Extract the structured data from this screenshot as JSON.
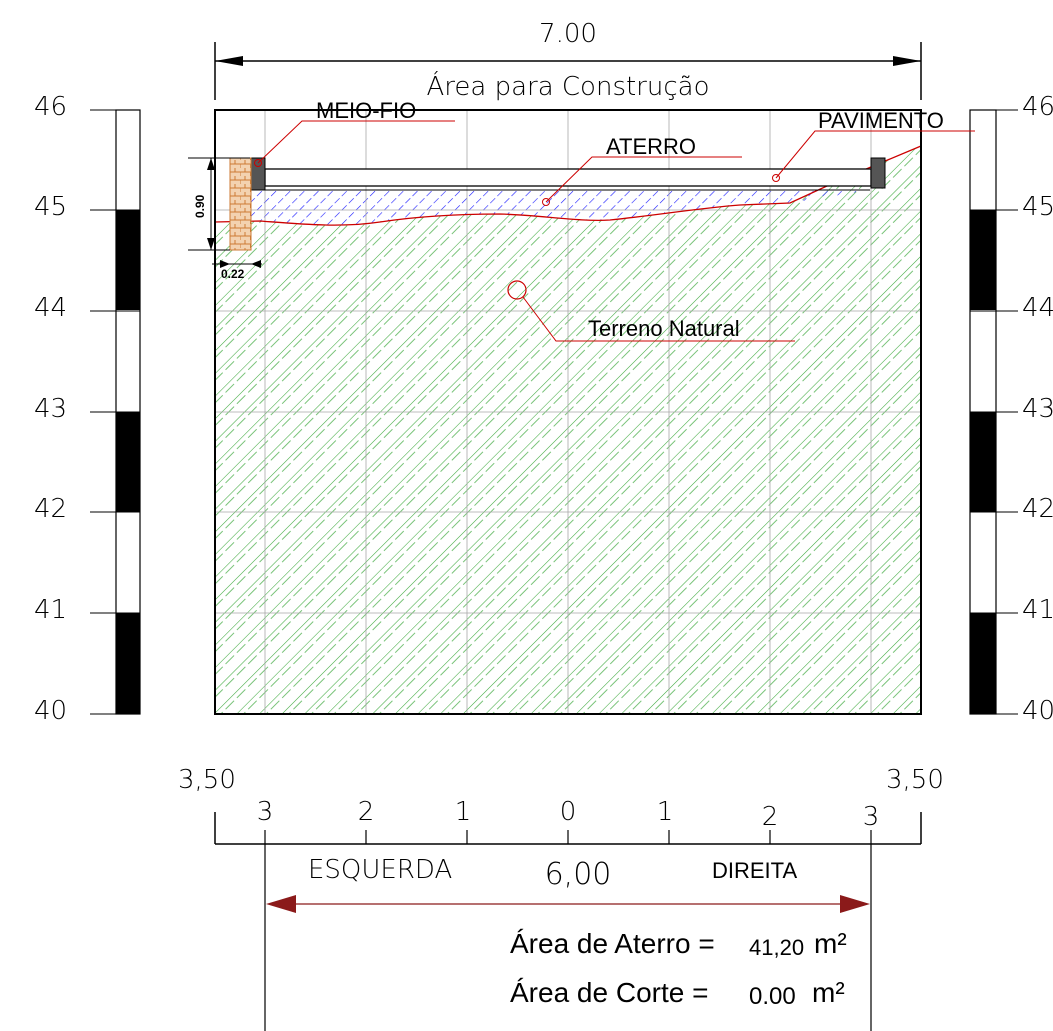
{
  "section": {
    "width_label": "7.00",
    "area_label": "Área para Construção",
    "left_offset_label": "3,50",
    "right_offset_label": "3,50",
    "span_label": "6,00",
    "left_side_label": "ESQUERDA",
    "right_side_label": "DIREITA"
  },
  "elevation_scale": {
    "left_ticks": [
      "46",
      "45",
      "44",
      "43",
      "42",
      "41",
      "40"
    ],
    "right_ticks_visible": [
      "46",
      "45",
      "44",
      "43",
      "42",
      "41",
      "40"
    ]
  },
  "offset_axis": {
    "ticks": [
      "3",
      "2",
      "1",
      "0",
      "1",
      "2",
      "3"
    ]
  },
  "annotations": {
    "curb": "MEIO-FIO",
    "fill": "ATERRO",
    "pavement": "PAVIMENTO",
    "natural_ground": "Terreno Natural",
    "curb_height": "0.90",
    "curb_width": "0.22"
  },
  "results": {
    "fill_area_label": "Área de Aterro =",
    "fill_area_value": "41,20",
    "fill_area_unit": "m²",
    "cut_area_label": "Área de Corte =",
    "cut_area_value": "0.00",
    "cut_area_unit": "m²"
  },
  "colors": {
    "terrain_hatch": "#3faa3f",
    "fill_hatch": "#1a1aff",
    "leader_red": "#cc0000",
    "arrow": "#8b1a1a",
    "curb_brick": "#cc7a33"
  }
}
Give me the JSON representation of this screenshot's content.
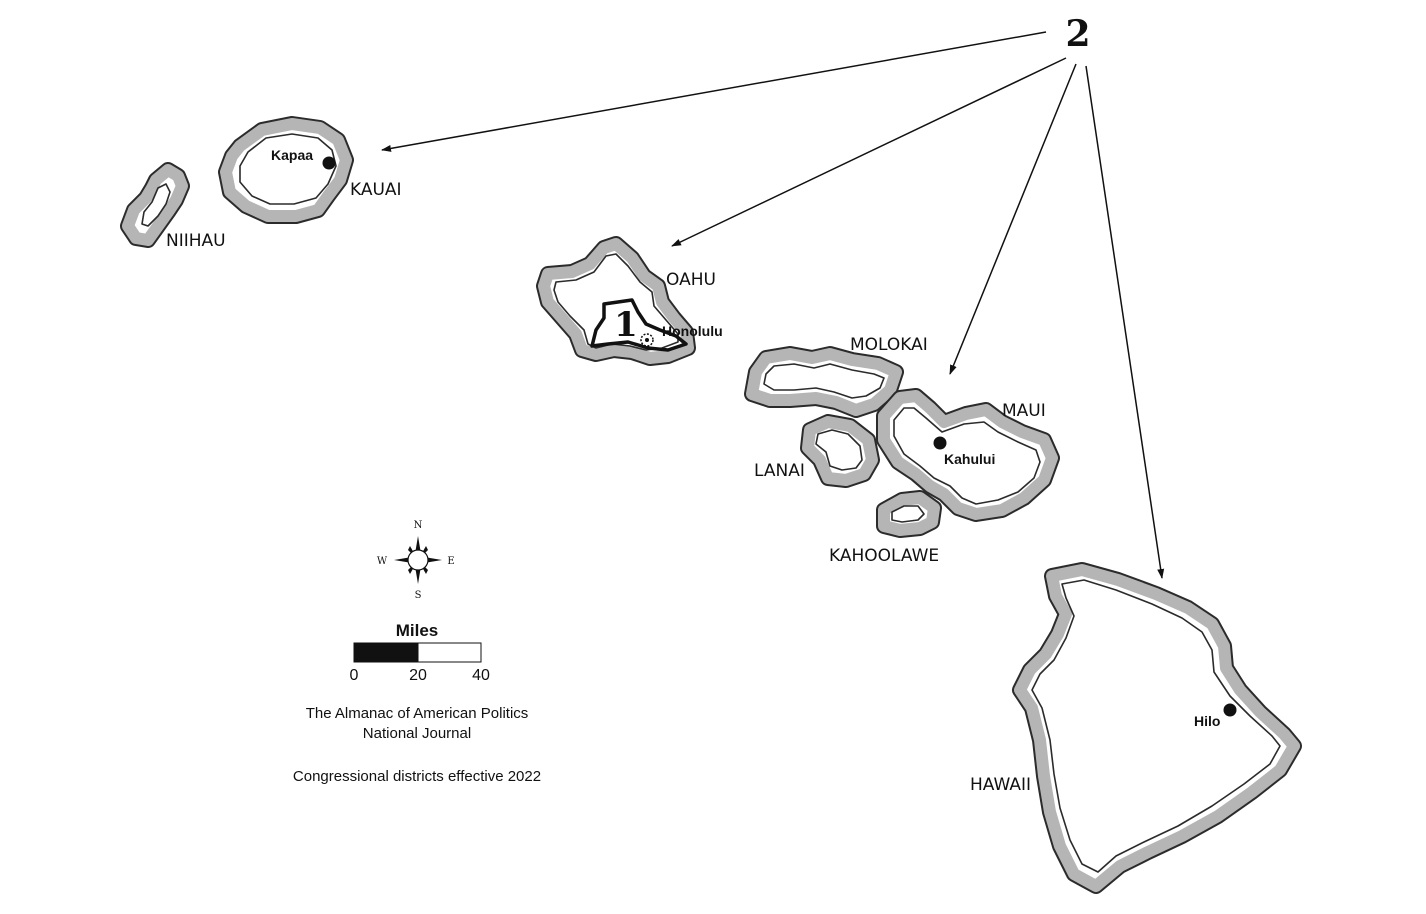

--------------------------------

_DIRECTIONS FOR THIS TASK:_ Make an exact copy of the records shown above, without the pictures.

_SOLVED EXERCISE:_
Extract the structured data from this screenshot as JSON.
{
  "section": {
    "width_label": "7.00",
    "area_label": "Área para Construção",
    "left_offset_label": "3,50",
    "right_offset_label": "3,50",
    "span_label": "6,00",
    "left_side_label": "ESQUERDA",
    "right_side_label": "DIREITA"
  },
  "elevation_scale": {
    "left_ticks": [
      "46",
      "45",
      "44",
      "43",
      "42",
      "41",
      "40"
    ],
    "right_ticks_visible": [
      "46",
      "45",
      "44",
      "43",
      "42",
      "41",
      "40"
    ]
  },
  "offset_axis": {
    "ticks": [
      "3",
      "2",
      "1",
      "0",
      "1",
      "2",
      "3"
    ]
  },
  "annotations": {
    "curb": "MEIO-FIO",
    "fill": "ATERRO",
    "pavement": "PAVIMENTO",
    "natural_ground": "Terreno Natural",
    "curb_height": "0.90",
    "curb_width": "0.22"
  },
  "results": {
    "fill_area_label": "Área de Aterro =",
    "fill_area_value": "41,20",
    "fill_area_unit": "m²",
    "cut_area_label": "Área de Corte =",
    "cut_area_value": "0.00",
    "cut_area_unit": "m²"
  },
  "colors": {
    "terrain_hatch": "#3faa3f",
    "fill_hatch": "#1a1aff",
    "leader_red": "#cc0000",
    "arrow": "#8b1a1a",
    "curb_brick": "#cc7a33"
  }
}
Give me the JSON representation of this screenshot's content.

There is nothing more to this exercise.